** Start Records to use **
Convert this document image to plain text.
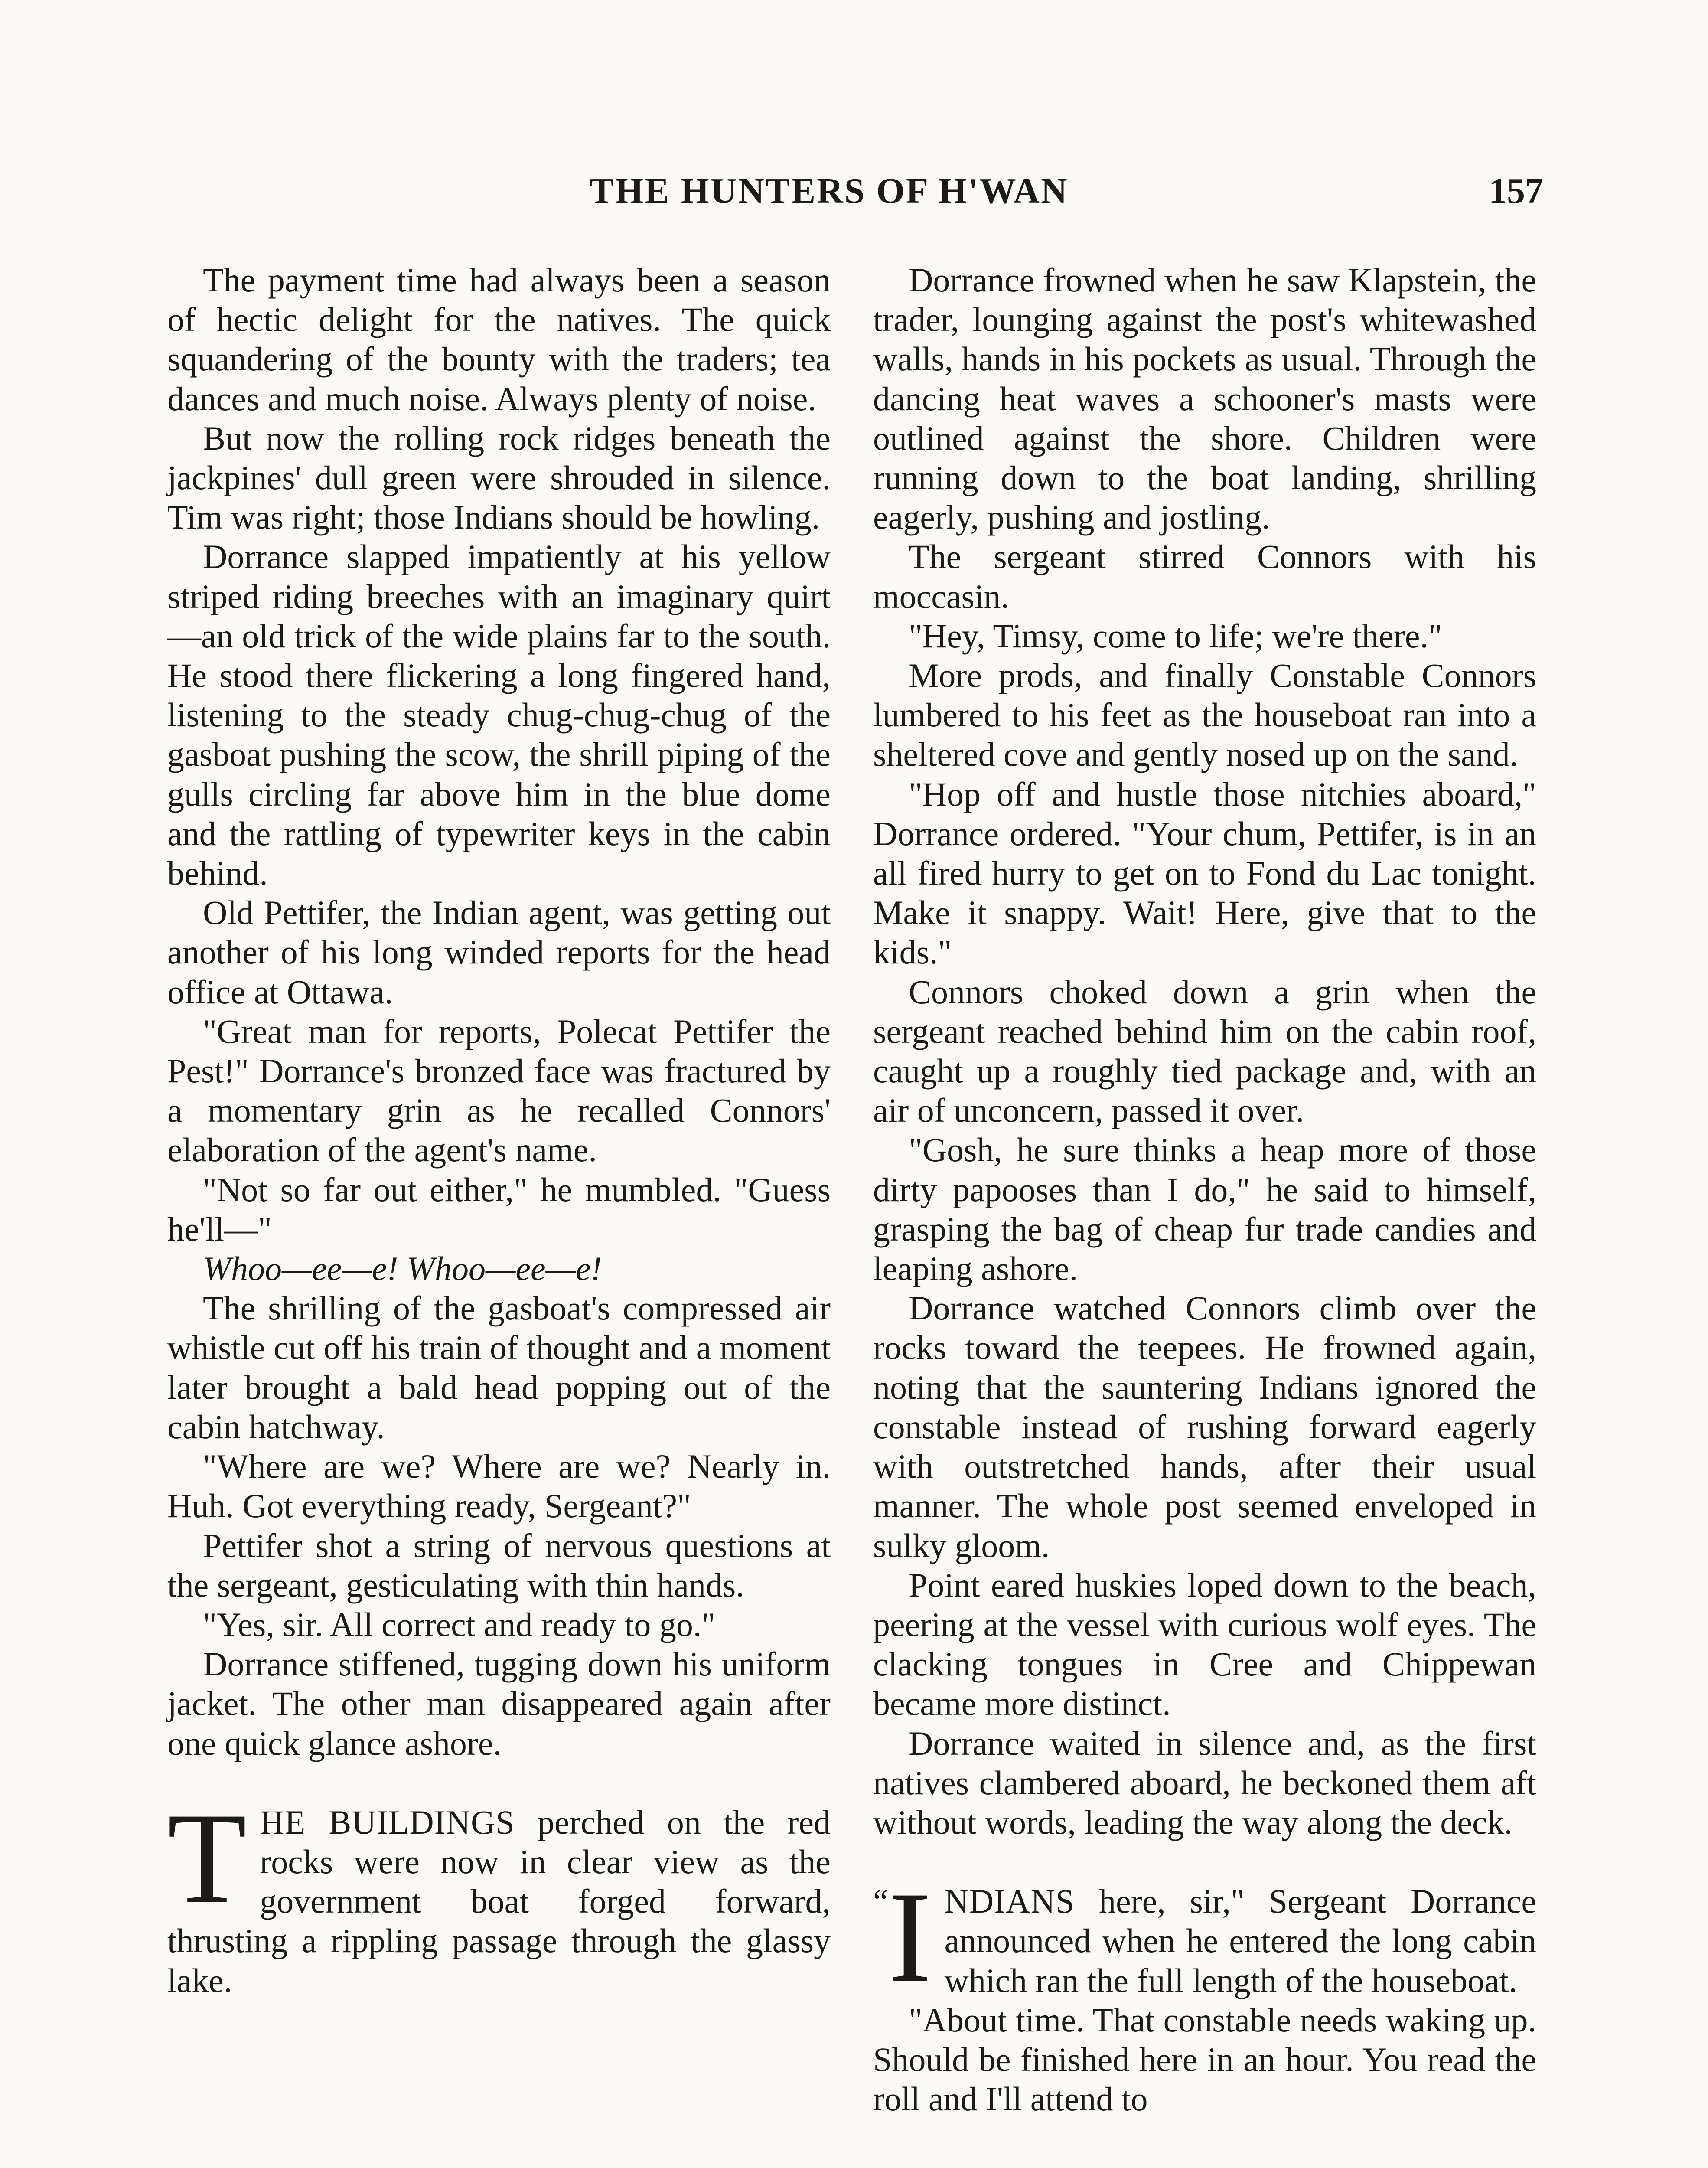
THE HUNTERS OF H'WAN	157

The payment time had always been a season of hectic delight for the natives. The quick squandering of the bounty with the traders; tea dances and much noise. Always plenty of noise.

But now the rolling rock ridges beneath the jackpines' dull green were shrouded in silence. Tim was right; those Indians should be howling.

Dorrance slapped impatiently at his yellow striped riding breeches with an imaginary quirt—an old trick of the wide plains far to the south. He stood there flickering a long fingered hand, listening to the steady chug-chug-chug of the gasboat pushing the scow, the shrill piping of the gulls circling far above him in the blue dome and the rattling of typewriter keys in the cabin behind.

Old Pettifer, the Indian agent, was getting out another of his long winded reports for the head office at Ottawa.

"Great man for reports, Polecat Pettifer the Pest!" Dorrance's bronzed face was fractured by a momentary grin as he recalled Connors' elaboration of the agent's name.

"Not so far out either," he mumbled. "Guess he'll—"

Whoo—ee—e! Whoo—ee—e!

The shrilling of the gasboat's compressed air whistle cut off his train of thought and a moment later brought a bald head popping out of the cabin hatchway.

"Where are we? Where are we? Nearly in. Huh. Got everything ready, Sergeant?"

Pettifer shot a string of nervous questions at the sergeant, gesticulating with thin hands.

"Yes, sir. All correct and ready to go."

Dorrance stiffened, tugging down his uniform jacket. The other man disappeared again after one quick glance ashore.

THE BUILDINGS perched on the red rocks were now in clear view as the government boat forged forward, thrusting a rippling passage through the glassy lake.

Dorrance frowned when he saw Klapstein, the trader, lounging against the post's whitewashed walls, hands in his pockets as usual. Through the dancing heat waves a schooner's masts were outlined against the shore. Children were running down to the boat landing, shrilling eagerly, pushing and jostling.

The sergeant stirred Connors with his moccasin.

"Hey, Timsy, come to life; we're there."

More prods, and finally Constable Connors lumbered to his feet as the houseboat ran into a sheltered cove and gently nosed up on the sand.

"Hop off and hustle those nitchies aboard," Dorrance ordered. "Your chum, Pettifer, is in an all fired hurry to get on to Fond du Lac tonight. Make it snappy. Wait! Here, give that to the kids."

Connors choked down a grin when the sergeant reached behind him on the cabin roof, caught up a roughly tied package and, with an air of unconcern, passed it over.

"Gosh, he sure thinks a heap more of those dirty papooses than I do," he said to himself, grasping the bag of cheap fur trade candies and leaping ashore.

Dorrance watched Connors climb over the rocks toward the teepees. He frowned again, noting that the sauntering Indians ignored the constable instead of rushing forward eagerly with outstretched hands, after their usual manner. The whole post seemed enveloped in sulky gloom.

Point eared huskies loped down to the beach, peering at the vessel with curious wolf eyes. The clacking tongues in Cree and Chippewan became more distinct.

Dorrance waited in silence and, as the first natives clambered aboard, he beckoned them aft without words, leading the way along the deck.

“ I NDIANS here, sir," Sergeant Dorrance announced when he entered the long cabin which ran the full length of the houseboat.

"About time. That constable needs waking up. Should be finished here in an hour. You read the roll and I'll attend to
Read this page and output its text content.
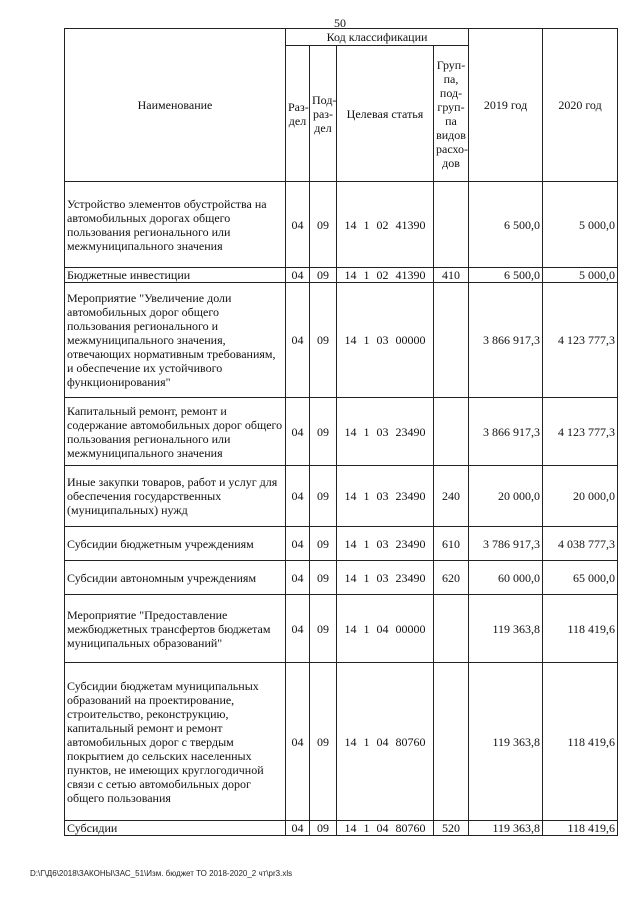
50
Наименование	Код классификации				2019 год	2020 год
	Раз-дел	Под-раз-дел	Целевая статья	Груп-па, под-груп-па видов расхо-дов		
Устройство элементов обустройства на автомобильных дорогах общего пользования регионального или межмуниципального значения	04	09	14 1 02 41390		6 500,0	5 000,0
Бюджетные инвестиции	04	09	14 1 02 41390	410	6 500,0	5 000,0
Мероприятие "Увеличение доли автомобильных дорог общего пользования регионального и межмуниципального значения, отвечающих нормативным требованиям, и обеспечение их устойчивого функционирования"	04	09	14 1 03 00000		3 866 917,3	4 123 777,3
Капитальный ремонт, ремонт и содержание автомобильных дорог общего пользования регионального или межмуниципального значения	04	09	14 1 03 23490		3 866 917,3	4 123 777,3
Иные закупки товаров, работ и услуг для обеспечения государственных (муниципальных) нужд	04	09	14 1 03 23490	240	20 000,0	20 000,0
Субсидии бюджетным учреждениям	04	09	14 1 03 23490	610	3 786 917,3	4 038 777,3
Субсидии автономным учреждениям	04	09	14 1 03 23490	620	60 000,0	65 000,0
Мероприятие "Предоставление межбюджетных трансфертов бюджетам муниципальных образований"	04	09	14 1 04 00000		119 363,8	118 419,6
Субсидии бюджетам муниципальных образований на проектирование, строительство, реконструкцию, капитальный ремонт и ремонт автомобильных дорог с твердым покрытием до сельских населенных пунктов, не имеющих круглогодичной связи с сетью автомобильных дорог общего пользования	04	09	14 1 04 80760		119 363,8	118 419,6
Субсидии	04	09	14 1 04 80760	520	119 363,8	118 419,6
D:\Г\Д6\2018\ЗАКОНЫ\ЗАС_51\Изм. бюджет ТО 2018-2020_2 чт\pr3.xls
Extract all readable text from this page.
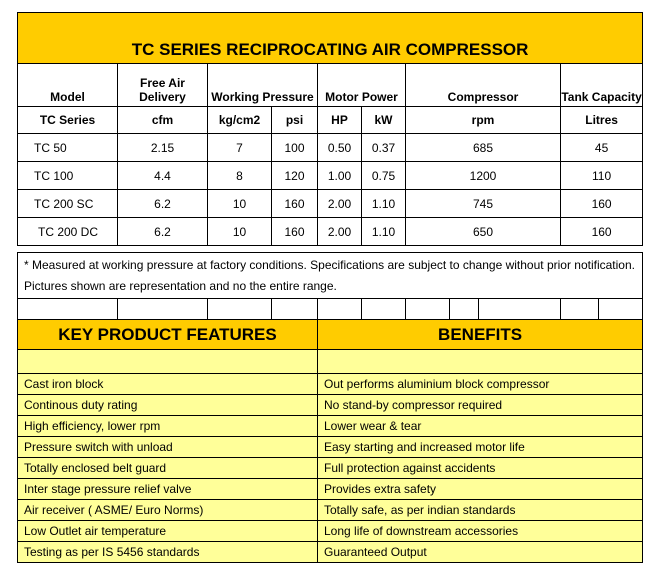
TC SERIES RECIPROCATING AIR COMPRESSOR										
Model	Free Air Delivery	Working Pressure		Motor Power		Compressor			Tank Capacity	
TC Series	cfm	kg/cm2	psi	HP	kW	rpm			Litres	
TC 50	2.15	7	100	0.50	0.37	685			45	
TC 100	4.4	8	120	1.00	0.75	1200			110	
TC 200 SC	6.2	10	160	2.00	1.10	745			160	
TC 200 DC	6.2	10	160	2.00	1.10	650			160	

* Measured at working pressure at factory conditions. Specifications are subject to change without prior notification. Pictures shown are representation and no the entire range.										

KEY PRODUCT FEATURES				BENEFITS						

Cast iron block				Out performs aluminium block compressor						
Continous duty rating				No stand-by compressor required						
High efficiency, lower rpm				Lower wear & tear						
Pressure switch with unload				Easy starting and increased motor life						
Totally enclosed belt guard				Full protection against accidents						
Inter stage pressure relief valve				Provides extra safety						
Air receiver ( ASME/ Euro Norms)				Totally safe, as per indian standards						
Low Outlet air temperature				Long life of downstream accessories						
Testing as per IS 5456 standards				Guaranteed Output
** End Records to use **
• **Aim of the exercise**:
Return from the data every line that holds "those".

• **Task result**:
But now the rolling rock ridges beneath the jackpines' dull green were shrouded in silence. Tim was right; those Indians should be howling.
"Hop off and hustle those nitchies aboard," Dorrance ordered. "Your chum, Pettifer, is in an all fired hurry to get on to Fond du Lac tonight. Make it snappy. Wait! Here, give that to the kids."
"Gosh, he sure thinks a heap more of those dirty papooses than I do," he said to himself, grasping the bag of cheap fur trade candies and leaping ashore.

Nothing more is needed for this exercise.